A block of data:
* * * * * * * * *

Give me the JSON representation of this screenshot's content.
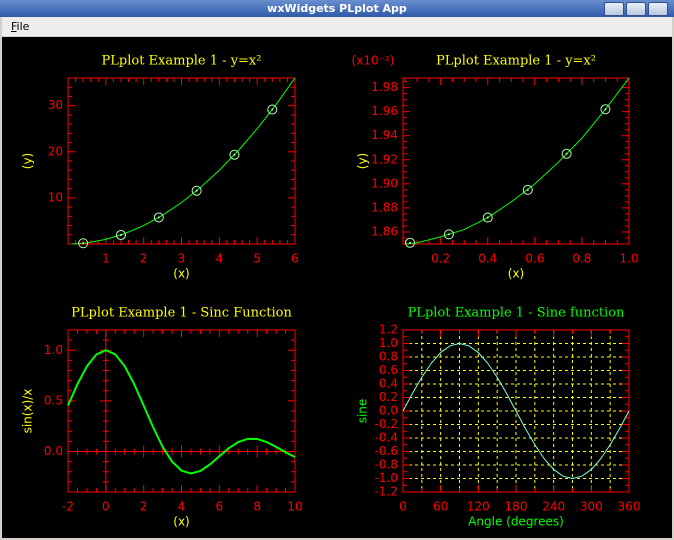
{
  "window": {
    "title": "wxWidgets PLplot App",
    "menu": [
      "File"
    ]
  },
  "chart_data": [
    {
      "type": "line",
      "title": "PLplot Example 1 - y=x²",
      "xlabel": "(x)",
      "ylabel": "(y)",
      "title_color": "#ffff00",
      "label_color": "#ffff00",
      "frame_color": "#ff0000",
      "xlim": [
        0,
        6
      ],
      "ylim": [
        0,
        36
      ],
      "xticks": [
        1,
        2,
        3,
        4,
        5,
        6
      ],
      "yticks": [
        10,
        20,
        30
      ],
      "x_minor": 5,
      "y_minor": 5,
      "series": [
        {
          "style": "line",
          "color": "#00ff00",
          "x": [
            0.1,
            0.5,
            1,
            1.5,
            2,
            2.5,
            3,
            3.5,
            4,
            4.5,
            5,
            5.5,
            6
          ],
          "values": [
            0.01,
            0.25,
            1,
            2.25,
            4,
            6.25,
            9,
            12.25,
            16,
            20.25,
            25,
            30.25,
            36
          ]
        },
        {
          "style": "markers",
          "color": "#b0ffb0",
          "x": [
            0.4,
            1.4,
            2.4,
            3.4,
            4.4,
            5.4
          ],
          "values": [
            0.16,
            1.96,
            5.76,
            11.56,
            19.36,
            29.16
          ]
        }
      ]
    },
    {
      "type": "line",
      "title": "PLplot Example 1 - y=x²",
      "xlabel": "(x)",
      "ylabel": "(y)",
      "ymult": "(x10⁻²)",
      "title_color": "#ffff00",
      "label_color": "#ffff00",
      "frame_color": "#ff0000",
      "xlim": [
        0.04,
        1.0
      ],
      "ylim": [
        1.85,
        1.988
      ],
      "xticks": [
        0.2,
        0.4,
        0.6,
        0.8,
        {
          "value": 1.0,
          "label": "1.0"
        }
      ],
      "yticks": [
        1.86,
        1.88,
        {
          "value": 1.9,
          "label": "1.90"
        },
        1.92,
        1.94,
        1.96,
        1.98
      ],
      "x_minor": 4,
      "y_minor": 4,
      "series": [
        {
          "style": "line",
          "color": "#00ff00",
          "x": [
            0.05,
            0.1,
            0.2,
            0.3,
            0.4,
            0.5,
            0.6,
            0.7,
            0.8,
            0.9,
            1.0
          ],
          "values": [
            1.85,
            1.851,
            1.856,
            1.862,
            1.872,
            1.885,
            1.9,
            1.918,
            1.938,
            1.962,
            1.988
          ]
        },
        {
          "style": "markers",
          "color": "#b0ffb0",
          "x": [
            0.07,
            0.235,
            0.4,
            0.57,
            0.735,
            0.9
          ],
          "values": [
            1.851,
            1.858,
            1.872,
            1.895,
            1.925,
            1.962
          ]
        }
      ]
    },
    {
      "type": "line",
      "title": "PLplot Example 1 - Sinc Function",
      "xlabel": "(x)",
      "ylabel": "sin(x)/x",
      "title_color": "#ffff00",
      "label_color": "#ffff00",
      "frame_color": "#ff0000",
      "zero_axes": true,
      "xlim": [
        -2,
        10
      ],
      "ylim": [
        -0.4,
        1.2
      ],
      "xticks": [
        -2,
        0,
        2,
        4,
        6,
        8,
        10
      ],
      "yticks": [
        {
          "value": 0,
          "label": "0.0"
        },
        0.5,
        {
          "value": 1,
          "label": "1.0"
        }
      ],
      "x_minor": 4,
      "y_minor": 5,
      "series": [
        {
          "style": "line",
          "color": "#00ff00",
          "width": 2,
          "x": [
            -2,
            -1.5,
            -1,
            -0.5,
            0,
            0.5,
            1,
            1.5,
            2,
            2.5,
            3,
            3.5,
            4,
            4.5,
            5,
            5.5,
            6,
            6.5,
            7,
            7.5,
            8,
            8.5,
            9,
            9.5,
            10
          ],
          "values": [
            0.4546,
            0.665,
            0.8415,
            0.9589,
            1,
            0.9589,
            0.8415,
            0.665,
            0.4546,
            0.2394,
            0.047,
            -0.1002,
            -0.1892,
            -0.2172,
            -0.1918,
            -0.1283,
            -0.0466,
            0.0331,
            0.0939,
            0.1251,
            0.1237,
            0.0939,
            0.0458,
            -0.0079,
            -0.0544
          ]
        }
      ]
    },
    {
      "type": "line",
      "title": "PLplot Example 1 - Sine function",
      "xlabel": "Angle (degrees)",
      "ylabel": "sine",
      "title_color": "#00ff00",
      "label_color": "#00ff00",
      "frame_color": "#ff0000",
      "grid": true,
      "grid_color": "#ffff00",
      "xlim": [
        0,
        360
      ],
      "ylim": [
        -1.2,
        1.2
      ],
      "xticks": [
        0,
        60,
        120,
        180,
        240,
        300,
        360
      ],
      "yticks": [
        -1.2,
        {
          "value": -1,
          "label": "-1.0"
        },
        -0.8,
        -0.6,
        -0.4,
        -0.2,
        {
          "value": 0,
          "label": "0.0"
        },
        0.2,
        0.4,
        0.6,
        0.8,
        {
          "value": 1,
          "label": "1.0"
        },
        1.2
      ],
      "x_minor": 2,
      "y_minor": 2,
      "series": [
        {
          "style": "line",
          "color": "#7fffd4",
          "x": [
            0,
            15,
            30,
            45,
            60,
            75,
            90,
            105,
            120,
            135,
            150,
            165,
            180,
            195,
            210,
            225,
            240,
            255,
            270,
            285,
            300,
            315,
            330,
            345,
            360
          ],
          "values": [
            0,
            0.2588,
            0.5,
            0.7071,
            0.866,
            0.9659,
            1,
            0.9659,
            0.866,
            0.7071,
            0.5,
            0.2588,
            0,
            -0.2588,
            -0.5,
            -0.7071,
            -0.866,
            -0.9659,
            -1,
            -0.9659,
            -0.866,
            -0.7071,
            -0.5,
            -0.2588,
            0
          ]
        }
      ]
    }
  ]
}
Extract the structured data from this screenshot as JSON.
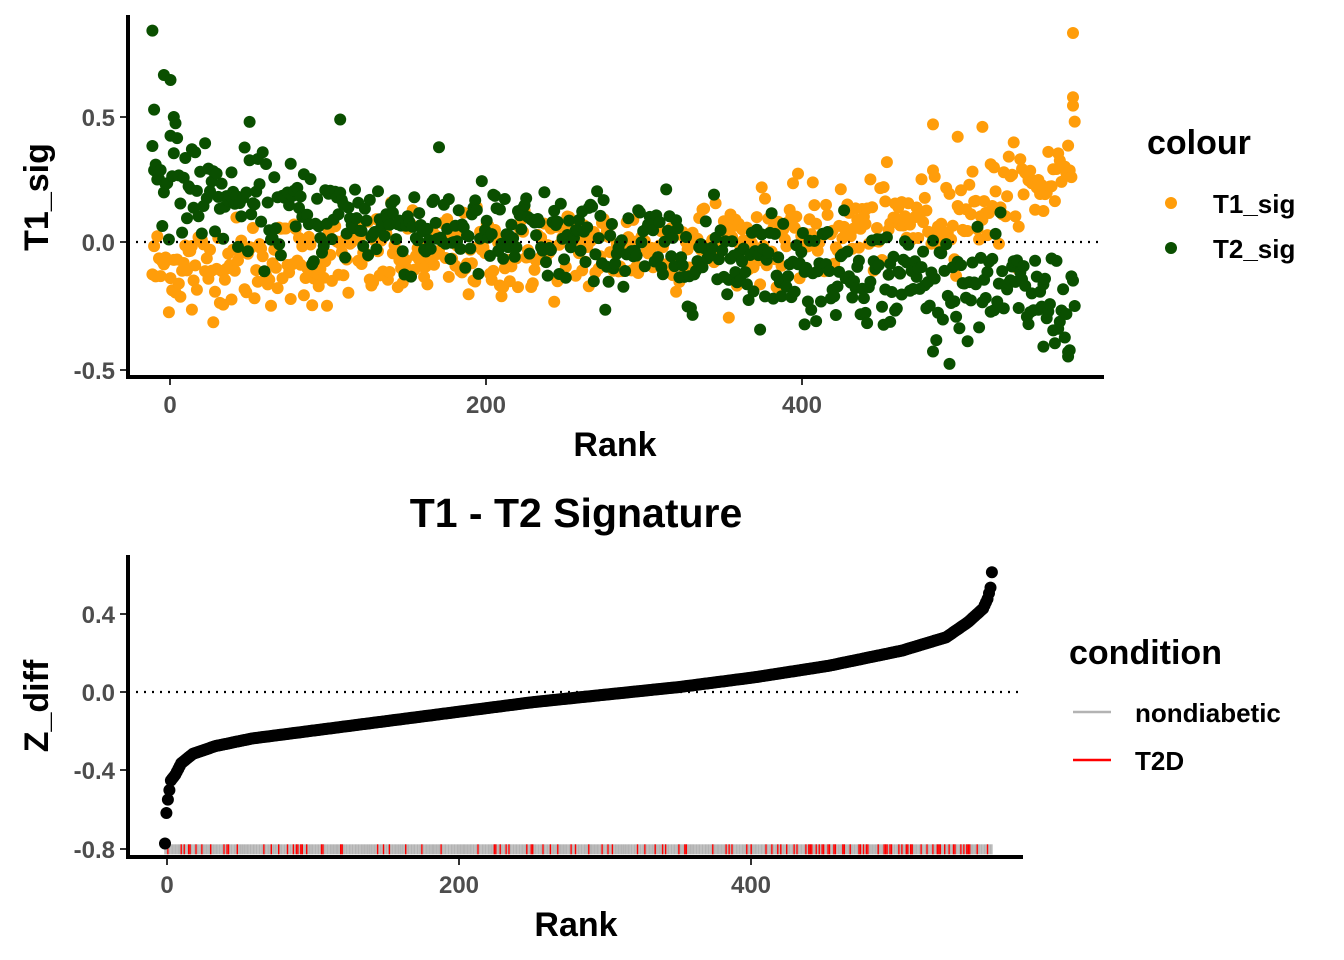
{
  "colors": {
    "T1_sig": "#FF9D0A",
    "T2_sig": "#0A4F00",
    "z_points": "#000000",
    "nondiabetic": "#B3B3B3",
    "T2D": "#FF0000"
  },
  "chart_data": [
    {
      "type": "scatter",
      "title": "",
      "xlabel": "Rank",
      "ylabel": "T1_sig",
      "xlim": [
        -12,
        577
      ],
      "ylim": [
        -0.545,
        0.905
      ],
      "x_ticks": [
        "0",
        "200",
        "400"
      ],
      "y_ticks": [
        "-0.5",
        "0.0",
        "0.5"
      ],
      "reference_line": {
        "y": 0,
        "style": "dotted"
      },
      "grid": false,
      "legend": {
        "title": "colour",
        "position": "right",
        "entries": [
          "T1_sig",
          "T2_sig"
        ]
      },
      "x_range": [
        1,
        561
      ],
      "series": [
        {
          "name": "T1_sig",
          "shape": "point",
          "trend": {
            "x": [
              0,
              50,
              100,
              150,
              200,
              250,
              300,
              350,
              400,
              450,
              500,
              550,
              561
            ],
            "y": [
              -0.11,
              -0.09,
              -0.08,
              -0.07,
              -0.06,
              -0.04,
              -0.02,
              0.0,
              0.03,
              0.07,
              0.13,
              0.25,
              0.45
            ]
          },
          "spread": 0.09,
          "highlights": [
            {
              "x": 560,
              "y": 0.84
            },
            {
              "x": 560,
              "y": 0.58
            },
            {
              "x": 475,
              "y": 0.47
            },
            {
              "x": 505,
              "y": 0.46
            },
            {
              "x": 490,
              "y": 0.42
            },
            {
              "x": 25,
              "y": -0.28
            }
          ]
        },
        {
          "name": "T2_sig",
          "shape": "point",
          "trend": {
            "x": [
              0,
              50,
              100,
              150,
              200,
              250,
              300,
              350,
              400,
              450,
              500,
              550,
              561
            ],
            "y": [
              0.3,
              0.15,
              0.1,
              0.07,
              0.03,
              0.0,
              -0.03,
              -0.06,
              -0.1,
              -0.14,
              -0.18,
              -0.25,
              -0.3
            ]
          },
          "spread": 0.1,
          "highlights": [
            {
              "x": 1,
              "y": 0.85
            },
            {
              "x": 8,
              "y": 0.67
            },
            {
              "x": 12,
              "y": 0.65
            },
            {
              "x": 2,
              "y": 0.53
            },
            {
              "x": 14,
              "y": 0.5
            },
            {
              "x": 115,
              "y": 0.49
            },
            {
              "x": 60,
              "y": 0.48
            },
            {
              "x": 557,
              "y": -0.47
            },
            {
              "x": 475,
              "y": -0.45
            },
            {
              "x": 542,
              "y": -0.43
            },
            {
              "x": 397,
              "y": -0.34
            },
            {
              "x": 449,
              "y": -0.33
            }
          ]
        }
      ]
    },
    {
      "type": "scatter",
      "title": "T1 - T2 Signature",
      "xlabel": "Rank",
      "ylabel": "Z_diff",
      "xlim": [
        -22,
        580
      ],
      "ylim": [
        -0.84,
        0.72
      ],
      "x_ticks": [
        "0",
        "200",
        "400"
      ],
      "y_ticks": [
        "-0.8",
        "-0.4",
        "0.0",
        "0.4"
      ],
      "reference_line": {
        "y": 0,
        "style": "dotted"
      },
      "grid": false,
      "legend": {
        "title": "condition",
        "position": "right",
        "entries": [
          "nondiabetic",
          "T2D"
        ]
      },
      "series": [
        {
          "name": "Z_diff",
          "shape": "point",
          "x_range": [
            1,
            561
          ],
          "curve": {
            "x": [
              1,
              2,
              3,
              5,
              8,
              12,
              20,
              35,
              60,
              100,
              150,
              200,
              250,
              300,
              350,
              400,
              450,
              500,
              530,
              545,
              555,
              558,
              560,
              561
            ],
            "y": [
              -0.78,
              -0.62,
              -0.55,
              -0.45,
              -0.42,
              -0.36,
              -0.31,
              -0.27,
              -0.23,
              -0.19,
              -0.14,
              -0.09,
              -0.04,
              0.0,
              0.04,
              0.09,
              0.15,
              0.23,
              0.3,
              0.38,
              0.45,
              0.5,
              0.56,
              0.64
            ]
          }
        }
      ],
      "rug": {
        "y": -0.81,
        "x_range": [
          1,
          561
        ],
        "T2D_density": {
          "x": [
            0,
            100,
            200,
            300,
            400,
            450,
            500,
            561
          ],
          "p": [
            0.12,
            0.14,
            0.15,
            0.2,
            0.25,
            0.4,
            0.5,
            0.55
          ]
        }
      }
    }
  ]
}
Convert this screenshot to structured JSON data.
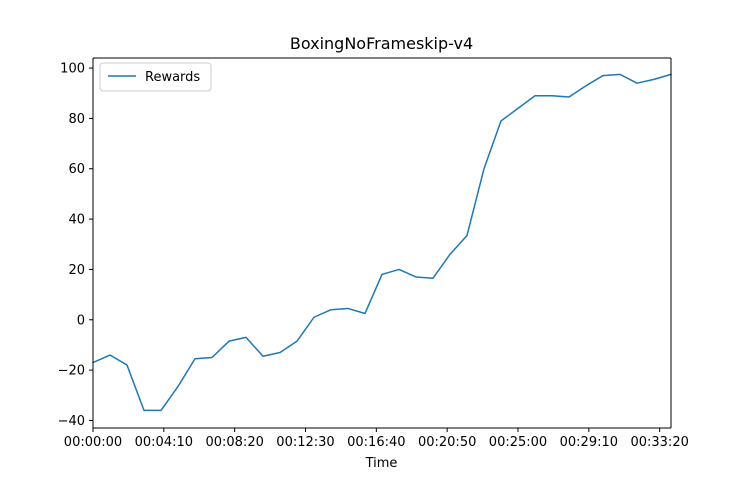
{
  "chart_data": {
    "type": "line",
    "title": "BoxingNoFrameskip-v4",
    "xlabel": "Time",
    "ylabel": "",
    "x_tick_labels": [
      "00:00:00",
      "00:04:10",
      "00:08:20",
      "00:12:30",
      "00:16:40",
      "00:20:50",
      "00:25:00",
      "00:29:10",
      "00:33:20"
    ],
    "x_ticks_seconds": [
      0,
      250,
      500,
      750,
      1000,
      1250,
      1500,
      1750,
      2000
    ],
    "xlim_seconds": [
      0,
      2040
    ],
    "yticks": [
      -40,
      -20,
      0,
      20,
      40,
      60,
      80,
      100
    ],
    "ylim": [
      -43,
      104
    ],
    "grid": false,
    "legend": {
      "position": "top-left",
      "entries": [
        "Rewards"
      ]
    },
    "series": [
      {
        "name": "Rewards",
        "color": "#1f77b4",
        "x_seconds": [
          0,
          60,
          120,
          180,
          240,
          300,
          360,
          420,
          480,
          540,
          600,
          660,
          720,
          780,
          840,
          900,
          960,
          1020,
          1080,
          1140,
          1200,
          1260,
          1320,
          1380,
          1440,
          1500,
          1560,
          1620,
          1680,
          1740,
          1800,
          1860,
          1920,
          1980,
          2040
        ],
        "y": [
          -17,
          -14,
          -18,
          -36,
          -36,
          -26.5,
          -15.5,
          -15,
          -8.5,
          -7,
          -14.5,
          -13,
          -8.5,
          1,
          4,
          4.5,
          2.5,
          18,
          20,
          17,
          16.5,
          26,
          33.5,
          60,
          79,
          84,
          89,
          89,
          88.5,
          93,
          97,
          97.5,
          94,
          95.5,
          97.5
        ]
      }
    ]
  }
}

* * * * * * * * *

▶ [The exercise]
Which lines above hold the word "JSON"? Copy each of them.

▶ [Task result]
Give me the JSON representation of this screenshot's content.
Extract the structured data from this screenshot as JSON.
Convert this screenshot to structured JSON data.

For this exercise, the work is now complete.